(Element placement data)
· · · · · · ·

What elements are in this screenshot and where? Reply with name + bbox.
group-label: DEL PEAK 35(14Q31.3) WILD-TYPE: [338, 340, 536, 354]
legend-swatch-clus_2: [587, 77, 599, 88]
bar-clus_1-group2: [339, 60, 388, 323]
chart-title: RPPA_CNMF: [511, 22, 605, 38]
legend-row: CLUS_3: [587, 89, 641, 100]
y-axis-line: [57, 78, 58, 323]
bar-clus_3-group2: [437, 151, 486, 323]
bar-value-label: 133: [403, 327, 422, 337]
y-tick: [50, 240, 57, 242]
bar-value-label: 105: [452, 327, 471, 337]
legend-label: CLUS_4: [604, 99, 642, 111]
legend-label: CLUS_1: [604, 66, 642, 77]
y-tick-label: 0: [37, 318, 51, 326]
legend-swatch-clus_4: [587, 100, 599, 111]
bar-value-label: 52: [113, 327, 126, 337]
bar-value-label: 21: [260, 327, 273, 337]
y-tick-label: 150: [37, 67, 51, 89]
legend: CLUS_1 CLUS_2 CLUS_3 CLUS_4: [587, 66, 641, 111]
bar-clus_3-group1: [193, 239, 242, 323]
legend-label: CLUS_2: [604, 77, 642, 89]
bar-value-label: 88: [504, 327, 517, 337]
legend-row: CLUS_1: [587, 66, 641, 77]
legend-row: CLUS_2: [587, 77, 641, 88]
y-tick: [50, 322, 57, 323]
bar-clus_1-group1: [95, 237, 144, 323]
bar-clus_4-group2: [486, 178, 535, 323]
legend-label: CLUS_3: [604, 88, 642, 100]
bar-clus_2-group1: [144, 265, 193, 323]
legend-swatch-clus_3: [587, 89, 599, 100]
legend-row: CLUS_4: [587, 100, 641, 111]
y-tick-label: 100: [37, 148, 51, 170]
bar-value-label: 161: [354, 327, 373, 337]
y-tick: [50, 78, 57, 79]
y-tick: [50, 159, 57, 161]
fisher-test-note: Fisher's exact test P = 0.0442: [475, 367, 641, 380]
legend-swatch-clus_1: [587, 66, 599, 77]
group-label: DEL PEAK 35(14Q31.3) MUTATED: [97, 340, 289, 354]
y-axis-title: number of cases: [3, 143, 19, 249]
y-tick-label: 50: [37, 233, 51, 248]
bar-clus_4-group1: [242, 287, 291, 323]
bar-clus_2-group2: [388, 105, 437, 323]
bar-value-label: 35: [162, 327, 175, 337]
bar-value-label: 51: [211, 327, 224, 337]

· · · · · · ·

● **What you are asked to do**: Pull out every line above that contains the string "swatch", matching case exactly.

● **Complete answer**:
legend-swatch-clus_2: [587, 77, 599, 88]
legend-swatch-clus_4: [587, 100, 599, 111]
legend-swatch-clus_3: [587, 89, 599, 100]
legend-swatch-clus_1: [587, 66, 599, 77]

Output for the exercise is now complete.